[Dataset listings of figures]

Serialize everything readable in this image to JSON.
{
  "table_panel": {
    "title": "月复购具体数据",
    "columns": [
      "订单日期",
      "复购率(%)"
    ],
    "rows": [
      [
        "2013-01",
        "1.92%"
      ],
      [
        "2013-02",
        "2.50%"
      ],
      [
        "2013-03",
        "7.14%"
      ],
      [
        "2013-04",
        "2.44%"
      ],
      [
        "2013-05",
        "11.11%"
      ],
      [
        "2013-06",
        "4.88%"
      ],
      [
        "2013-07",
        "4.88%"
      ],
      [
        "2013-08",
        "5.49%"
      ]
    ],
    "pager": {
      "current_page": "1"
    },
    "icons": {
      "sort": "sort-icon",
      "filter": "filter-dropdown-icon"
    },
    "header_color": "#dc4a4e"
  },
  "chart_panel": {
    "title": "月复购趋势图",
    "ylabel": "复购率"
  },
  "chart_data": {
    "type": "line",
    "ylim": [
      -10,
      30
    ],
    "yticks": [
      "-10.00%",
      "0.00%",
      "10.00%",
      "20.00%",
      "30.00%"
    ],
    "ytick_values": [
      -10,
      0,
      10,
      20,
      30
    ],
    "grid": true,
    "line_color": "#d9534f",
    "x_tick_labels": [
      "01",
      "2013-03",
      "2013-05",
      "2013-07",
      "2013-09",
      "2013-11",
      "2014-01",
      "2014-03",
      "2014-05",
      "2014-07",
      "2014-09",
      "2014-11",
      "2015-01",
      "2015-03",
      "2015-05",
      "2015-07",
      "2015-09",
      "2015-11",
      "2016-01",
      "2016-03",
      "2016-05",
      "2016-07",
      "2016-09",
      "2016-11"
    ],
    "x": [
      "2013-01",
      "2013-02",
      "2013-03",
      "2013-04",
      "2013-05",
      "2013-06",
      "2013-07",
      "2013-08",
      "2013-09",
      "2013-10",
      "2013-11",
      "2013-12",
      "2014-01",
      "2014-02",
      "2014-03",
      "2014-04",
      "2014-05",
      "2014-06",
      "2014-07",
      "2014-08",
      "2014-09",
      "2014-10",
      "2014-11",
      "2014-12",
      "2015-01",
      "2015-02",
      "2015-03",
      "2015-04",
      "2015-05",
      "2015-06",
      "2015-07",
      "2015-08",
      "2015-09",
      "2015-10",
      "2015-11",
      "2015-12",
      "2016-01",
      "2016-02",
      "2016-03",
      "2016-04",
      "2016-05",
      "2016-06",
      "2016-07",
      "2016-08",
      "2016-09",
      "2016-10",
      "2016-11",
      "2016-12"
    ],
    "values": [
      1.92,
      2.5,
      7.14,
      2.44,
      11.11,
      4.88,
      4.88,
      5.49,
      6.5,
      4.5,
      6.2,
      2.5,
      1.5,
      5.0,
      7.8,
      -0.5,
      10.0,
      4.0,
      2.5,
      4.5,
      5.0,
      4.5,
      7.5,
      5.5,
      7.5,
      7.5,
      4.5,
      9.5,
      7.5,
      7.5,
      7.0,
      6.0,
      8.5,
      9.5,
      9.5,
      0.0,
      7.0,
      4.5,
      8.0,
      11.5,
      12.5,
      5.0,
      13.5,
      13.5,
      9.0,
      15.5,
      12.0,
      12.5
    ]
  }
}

Goal of the exercise —
Reproduce the records in full, exactly as written.

Exercise output —
Serialize everything readable in this image to JSON.
{
  "table_panel": {
    "title": "月复购具体数据",
    "columns": [
      "订单日期",
      "复购率(%)"
    ],
    "rows": [
      [
        "2013-01",
        "1.92%"
      ],
      [
        "2013-02",
        "2.50%"
      ],
      [
        "2013-03",
        "7.14%"
      ],
      [
        "2013-04",
        "2.44%"
      ],
      [
        "2013-05",
        "11.11%"
      ],
      [
        "2013-06",
        "4.88%"
      ],
      [
        "2013-07",
        "4.88%"
      ],
      [
        "2013-08",
        "5.49%"
      ]
    ],
    "pager": {
      "current_page": "1"
    },
    "icons": {
      "sort": "sort-icon",
      "filter": "filter-dropdown-icon"
    },
    "header_color": "#dc4a4e"
  },
  "chart_panel": {
    "title": "月复购趋势图",
    "ylabel": "复购率"
  },
  "chart_data": {
    "type": "line",
    "ylim": [
      -10,
      30
    ],
    "yticks": [
      "-10.00%",
      "0.00%",
      "10.00%",
      "20.00%",
      "30.00%"
    ],
    "ytick_values": [
      -10,
      0,
      10,
      20,
      30
    ],
    "grid": true,
    "line_color": "#d9534f",
    "x_tick_labels": [
      "01",
      "2013-03",
      "2013-05",
      "2013-07",
      "2013-09",
      "2013-11",
      "2014-01",
      "2014-03",
      "2014-05",
      "2014-07",
      "2014-09",
      "2014-11",
      "2015-01",
      "2015-03",
      "2015-05",
      "2015-07",
      "2015-09",
      "2015-11",
      "2016-01",
      "2016-03",
      "2016-05",
      "2016-07",
      "2016-09",
      "2016-11"
    ],
    "x": [
      "2013-01",
      "2013-02",
      "2013-03",
      "2013-04",
      "2013-05",
      "2013-06",
      "2013-07",
      "2013-08",
      "2013-09",
      "2013-10",
      "2013-11",
      "2013-12",
      "2014-01",
      "2014-02",
      "2014-03",
      "2014-04",
      "2014-05",
      "2014-06",
      "2014-07",
      "2014-08",
      "2014-09",
      "2014-10",
      "2014-11",
      "2014-12",
      "2015-01",
      "2015-02",
      "2015-03",
      "2015-04",
      "2015-05",
      "2015-06",
      "2015-07",
      "2015-08",
      "2015-09",
      "2015-10",
      "2015-11",
      "2015-12",
      "2016-01",
      "2016-02",
      "2016-03",
      "2016-04",
      "2016-05",
      "2016-06",
      "2016-07",
      "2016-08",
      "2016-09",
      "2016-10",
      "2016-11",
      "2016-12"
    ],
    "values": [
      1.92,
      2.5,
      7.14,
      2.44,
      11.11,
      4.88,
      4.88,
      5.49,
      6.5,
      4.5,
      6.2,
      2.5,
      1.5,
      5.0,
      7.8,
      -0.5,
      10.0,
      4.0,
      2.5,
      4.5,
      5.0,
      4.5,
      7.5,
      5.5,
      7.5,
      7.5,
      4.5,
      9.5,
      7.5,
      7.5,
      7.0,
      6.0,
      8.5,
      9.5,
      9.5,
      0.0,
      7.0,
      4.5,
      8.0,
      11.5,
      12.5,
      5.0,
      13.5,
      13.5,
      9.0,
      15.5,
      12.0,
      12.5
    ]
  }
}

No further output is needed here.